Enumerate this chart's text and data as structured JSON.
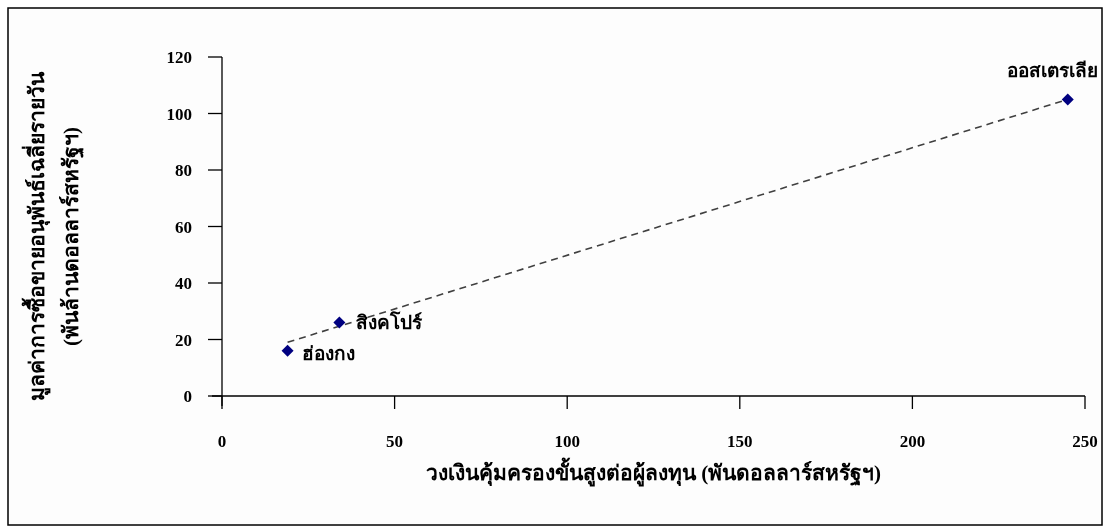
{
  "chart_data": {
    "type": "scatter",
    "xlabel": "วงเงินคุ้มครองขั้นสูงต่อผู้ลงทุน (พันดอลลาร์สหรัฐฯ)",
    "ylabel": "มูลค่าการซื้อขายอนุพันธ์เฉลี่ยรายวัน (พันล้านดอลลาร์สหรัฐฯ)",
    "xlim": [
      0,
      250
    ],
    "xticks": [
      0,
      50,
      100,
      150,
      200,
      250
    ],
    "ylim": [
      0,
      120
    ],
    "yticks": [
      0,
      20,
      40,
      60,
      80,
      100,
      120
    ],
    "series": [
      {
        "type": "line",
        "color": "#404040",
        "line_style": "dashed",
        "x": [
          19,
          245
        ],
        "values": [
          19,
          105
        ]
      },
      {
        "type": "scatter",
        "marker": "diamond",
        "color": "#000080",
        "x": [
          19,
          34,
          245
        ],
        "values": [
          16,
          26,
          105
        ]
      }
    ],
    "annotations": [
      {
        "text": "ฮ่องกง",
        "x": 19,
        "y": 16
      },
      {
        "text": "สิงคโปร์",
        "x": 34,
        "y": 26
      },
      {
        "text": "ออสเตรเลีย",
        "x": 245,
        "y": 105
      }
    ]
  }
}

------------------------------------------------

*Goal*
Print every entry exactly as written, without the pictures.

*Finished exercise*
Enumerate this chart's text and data as structured JSON.
{
  "chart_data": {
    "type": "scatter",
    "xlabel": "วงเงินคุ้มครองขั้นสูงต่อผู้ลงทุน (พันดอลลาร์สหรัฐฯ)",
    "ylabel": "มูลค่าการซื้อขายอนุพันธ์เฉลี่ยรายวัน (พันล้านดอลลาร์สหรัฐฯ)",
    "xlim": [
      0,
      250
    ],
    "xticks": [
      0,
      50,
      100,
      150,
      200,
      250
    ],
    "ylim": [
      0,
      120
    ],
    "yticks": [
      0,
      20,
      40,
      60,
      80,
      100,
      120
    ],
    "series": [
      {
        "type": "line",
        "color": "#404040",
        "line_style": "dashed",
        "x": [
          19,
          245
        ],
        "values": [
          19,
          105
        ]
      },
      {
        "type": "scatter",
        "marker": "diamond",
        "color": "#000080",
        "x": [
          19,
          34,
          245
        ],
        "values": [
          16,
          26,
          105
        ]
      }
    ],
    "annotations": [
      {
        "text": "ฮ่องกง",
        "x": 19,
        "y": 16
      },
      {
        "text": "สิงคโปร์",
        "x": 34,
        "y": 26
      },
      {
        "text": "ออสเตรเลีย",
        "x": 245,
        "y": 105
      }
    ]
  }
}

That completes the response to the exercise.